PROBLEM DETAILS - For the listing underneath, give the count of lines containing the string "Cazaux" and nothing further.

RECORDS FOR THIS TASK -
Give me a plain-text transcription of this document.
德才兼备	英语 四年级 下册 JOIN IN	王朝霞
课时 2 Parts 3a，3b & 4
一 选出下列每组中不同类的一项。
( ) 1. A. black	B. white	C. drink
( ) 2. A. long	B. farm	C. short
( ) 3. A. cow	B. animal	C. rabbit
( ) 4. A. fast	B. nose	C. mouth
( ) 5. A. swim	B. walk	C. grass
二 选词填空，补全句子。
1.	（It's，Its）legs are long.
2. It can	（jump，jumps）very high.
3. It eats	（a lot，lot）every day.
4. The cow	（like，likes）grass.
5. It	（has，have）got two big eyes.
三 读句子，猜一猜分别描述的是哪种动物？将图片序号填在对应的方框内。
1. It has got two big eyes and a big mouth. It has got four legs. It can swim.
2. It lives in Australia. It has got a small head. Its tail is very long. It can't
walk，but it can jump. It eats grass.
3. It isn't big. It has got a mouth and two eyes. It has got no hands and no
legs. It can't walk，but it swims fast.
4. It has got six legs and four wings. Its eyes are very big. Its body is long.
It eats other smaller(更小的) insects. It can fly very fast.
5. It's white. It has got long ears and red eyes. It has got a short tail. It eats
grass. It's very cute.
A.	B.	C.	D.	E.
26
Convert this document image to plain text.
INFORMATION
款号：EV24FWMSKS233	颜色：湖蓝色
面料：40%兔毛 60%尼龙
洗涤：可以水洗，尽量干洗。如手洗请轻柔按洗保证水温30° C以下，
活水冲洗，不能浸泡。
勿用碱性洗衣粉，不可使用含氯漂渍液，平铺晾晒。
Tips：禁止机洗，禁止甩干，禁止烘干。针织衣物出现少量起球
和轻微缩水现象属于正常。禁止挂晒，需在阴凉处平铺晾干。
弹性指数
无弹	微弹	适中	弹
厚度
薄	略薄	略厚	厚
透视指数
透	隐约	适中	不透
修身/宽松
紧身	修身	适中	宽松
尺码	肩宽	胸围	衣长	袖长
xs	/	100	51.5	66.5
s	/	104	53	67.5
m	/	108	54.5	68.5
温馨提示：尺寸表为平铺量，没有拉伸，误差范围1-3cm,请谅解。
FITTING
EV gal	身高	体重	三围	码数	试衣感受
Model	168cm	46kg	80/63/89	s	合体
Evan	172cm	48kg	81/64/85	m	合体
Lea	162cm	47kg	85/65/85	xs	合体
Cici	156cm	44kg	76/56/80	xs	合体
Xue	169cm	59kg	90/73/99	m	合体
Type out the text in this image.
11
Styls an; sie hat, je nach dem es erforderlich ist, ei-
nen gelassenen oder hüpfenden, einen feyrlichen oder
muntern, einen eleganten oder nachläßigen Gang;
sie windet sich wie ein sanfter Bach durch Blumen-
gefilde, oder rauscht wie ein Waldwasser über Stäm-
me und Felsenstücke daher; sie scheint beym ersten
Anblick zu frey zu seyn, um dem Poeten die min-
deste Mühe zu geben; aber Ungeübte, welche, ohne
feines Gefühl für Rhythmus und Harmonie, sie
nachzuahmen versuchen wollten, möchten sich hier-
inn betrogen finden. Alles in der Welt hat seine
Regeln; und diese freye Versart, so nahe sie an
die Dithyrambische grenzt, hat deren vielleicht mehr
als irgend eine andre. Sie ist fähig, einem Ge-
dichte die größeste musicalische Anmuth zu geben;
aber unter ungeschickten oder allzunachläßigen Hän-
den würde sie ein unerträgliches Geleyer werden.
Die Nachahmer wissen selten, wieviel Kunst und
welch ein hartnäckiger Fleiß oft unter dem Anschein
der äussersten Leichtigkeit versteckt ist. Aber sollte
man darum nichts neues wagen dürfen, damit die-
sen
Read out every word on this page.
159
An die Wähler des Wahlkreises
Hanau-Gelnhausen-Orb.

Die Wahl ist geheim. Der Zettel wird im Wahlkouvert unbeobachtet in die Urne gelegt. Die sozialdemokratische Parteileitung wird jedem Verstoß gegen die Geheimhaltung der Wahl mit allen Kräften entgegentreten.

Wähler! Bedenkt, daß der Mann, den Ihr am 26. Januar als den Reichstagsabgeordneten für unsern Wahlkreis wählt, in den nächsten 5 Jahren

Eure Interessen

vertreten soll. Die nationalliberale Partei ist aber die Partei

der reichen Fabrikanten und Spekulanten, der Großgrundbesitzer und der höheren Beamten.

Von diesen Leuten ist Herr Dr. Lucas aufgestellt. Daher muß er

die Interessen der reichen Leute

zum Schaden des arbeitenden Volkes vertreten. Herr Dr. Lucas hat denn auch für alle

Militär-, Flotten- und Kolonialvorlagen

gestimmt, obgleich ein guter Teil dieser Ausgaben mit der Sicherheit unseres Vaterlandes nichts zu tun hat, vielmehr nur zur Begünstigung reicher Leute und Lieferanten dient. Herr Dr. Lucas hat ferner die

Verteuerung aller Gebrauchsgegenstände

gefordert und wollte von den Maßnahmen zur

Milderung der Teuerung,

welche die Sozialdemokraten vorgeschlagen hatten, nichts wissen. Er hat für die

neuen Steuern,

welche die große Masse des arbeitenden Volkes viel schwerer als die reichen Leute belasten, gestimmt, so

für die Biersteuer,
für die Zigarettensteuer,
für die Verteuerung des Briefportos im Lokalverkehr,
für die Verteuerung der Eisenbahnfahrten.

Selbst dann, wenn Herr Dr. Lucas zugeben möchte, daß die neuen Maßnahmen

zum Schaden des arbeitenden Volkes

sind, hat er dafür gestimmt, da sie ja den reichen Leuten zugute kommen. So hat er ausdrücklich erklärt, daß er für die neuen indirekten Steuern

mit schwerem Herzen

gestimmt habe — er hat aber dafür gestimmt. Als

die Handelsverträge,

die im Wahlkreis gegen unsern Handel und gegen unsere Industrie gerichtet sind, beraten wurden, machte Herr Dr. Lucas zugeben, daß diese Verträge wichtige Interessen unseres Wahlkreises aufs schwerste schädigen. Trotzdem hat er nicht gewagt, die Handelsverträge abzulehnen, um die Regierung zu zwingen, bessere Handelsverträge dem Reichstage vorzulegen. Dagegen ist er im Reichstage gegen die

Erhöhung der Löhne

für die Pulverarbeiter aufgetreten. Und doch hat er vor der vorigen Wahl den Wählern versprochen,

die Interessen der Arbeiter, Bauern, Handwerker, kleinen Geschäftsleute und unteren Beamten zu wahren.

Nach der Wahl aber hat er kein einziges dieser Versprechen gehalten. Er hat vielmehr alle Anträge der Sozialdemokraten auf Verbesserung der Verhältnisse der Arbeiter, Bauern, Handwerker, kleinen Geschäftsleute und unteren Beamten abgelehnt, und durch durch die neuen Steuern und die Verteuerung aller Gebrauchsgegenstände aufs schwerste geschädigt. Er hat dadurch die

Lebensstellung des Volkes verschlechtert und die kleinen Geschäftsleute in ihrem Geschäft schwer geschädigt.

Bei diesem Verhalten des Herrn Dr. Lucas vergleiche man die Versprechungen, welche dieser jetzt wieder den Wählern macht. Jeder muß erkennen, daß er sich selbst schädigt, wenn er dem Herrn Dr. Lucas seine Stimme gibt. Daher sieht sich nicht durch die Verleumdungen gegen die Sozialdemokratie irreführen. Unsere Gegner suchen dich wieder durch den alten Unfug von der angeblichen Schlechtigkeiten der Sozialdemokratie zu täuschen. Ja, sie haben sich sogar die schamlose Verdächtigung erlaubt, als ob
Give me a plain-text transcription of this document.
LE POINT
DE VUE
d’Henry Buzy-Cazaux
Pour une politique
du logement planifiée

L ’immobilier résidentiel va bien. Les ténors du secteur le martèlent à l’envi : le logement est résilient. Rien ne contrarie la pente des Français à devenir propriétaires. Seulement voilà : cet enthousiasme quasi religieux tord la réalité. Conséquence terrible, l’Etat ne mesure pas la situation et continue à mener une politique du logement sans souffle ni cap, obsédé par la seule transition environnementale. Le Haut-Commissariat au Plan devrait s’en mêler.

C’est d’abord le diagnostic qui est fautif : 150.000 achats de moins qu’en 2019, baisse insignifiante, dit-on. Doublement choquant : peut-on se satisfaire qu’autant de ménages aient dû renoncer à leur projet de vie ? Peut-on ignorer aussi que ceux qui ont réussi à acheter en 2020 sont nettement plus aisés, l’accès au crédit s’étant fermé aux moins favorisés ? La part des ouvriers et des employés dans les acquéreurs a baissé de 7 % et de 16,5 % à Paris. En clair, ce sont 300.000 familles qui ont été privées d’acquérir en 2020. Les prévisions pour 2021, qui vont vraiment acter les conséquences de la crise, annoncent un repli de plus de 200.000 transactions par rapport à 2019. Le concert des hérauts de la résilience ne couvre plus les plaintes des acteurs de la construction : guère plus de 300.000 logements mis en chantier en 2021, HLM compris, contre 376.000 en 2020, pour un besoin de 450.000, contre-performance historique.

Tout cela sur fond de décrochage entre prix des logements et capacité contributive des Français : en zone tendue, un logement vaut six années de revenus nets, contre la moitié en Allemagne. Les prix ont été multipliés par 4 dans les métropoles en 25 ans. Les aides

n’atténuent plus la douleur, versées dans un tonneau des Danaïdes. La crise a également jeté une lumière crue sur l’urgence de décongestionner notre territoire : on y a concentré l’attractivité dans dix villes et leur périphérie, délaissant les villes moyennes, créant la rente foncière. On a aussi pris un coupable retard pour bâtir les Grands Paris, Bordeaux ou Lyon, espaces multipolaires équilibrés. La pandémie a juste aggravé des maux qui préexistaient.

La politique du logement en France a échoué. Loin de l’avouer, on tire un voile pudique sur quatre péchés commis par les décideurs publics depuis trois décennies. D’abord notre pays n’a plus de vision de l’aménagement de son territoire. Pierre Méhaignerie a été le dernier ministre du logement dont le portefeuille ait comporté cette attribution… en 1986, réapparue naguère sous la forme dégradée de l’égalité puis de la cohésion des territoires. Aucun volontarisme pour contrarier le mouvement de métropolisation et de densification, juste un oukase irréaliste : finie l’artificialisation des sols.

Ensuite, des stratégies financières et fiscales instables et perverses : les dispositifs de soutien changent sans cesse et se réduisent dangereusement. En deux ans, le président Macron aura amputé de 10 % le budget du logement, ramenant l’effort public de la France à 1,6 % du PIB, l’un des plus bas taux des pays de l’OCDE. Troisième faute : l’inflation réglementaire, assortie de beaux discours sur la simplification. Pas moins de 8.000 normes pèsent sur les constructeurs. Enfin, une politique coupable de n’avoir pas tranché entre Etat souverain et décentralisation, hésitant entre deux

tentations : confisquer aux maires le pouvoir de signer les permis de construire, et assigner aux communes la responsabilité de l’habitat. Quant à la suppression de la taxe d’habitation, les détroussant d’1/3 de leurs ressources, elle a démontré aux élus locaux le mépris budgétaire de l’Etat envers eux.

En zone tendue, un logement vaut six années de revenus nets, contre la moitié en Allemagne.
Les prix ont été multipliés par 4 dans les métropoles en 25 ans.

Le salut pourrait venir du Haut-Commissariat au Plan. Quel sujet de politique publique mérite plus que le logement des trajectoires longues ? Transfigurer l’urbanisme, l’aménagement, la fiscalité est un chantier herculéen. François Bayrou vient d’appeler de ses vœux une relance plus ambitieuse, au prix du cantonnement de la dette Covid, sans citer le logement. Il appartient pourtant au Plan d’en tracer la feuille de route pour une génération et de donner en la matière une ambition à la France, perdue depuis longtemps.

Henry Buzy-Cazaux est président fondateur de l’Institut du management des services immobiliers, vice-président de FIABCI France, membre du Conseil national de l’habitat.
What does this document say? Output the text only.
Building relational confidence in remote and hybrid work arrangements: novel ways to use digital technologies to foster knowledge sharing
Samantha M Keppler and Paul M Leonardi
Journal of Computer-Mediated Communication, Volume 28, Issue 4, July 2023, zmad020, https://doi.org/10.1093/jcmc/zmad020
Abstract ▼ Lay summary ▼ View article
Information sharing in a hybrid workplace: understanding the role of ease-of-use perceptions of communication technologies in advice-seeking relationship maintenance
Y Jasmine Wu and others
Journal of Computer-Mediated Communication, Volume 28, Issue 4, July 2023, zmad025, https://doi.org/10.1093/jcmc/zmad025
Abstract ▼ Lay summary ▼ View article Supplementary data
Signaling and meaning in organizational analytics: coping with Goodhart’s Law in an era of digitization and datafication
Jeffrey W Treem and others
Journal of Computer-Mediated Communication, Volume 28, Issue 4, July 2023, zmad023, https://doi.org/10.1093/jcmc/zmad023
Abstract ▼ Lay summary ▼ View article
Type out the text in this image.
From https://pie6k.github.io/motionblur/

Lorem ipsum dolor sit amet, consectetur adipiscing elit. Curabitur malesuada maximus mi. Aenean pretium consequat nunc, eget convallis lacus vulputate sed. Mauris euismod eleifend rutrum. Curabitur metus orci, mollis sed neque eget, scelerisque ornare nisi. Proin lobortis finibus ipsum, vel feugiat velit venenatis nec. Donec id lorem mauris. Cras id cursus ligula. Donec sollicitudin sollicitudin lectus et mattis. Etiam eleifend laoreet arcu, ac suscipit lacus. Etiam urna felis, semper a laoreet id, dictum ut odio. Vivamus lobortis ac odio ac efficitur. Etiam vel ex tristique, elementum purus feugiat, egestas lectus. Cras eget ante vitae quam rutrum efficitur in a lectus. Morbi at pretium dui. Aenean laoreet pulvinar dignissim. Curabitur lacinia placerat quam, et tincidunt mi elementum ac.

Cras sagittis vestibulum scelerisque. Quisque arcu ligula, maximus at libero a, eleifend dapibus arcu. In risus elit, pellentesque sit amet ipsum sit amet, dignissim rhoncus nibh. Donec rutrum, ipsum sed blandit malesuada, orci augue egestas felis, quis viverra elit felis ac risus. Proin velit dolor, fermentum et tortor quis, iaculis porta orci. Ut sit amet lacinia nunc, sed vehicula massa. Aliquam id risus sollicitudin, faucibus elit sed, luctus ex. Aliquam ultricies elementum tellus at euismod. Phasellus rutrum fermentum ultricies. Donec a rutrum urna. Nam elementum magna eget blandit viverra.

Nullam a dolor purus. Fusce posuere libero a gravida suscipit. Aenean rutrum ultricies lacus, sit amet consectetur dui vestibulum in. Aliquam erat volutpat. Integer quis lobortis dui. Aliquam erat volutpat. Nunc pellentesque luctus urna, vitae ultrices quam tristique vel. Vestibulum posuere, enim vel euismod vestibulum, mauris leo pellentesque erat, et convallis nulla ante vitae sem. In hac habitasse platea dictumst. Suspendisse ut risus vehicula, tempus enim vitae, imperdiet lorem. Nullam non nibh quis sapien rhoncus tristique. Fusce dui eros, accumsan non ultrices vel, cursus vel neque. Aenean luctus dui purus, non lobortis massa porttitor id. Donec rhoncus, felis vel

RESULT FOR THIS EXERCISE - 2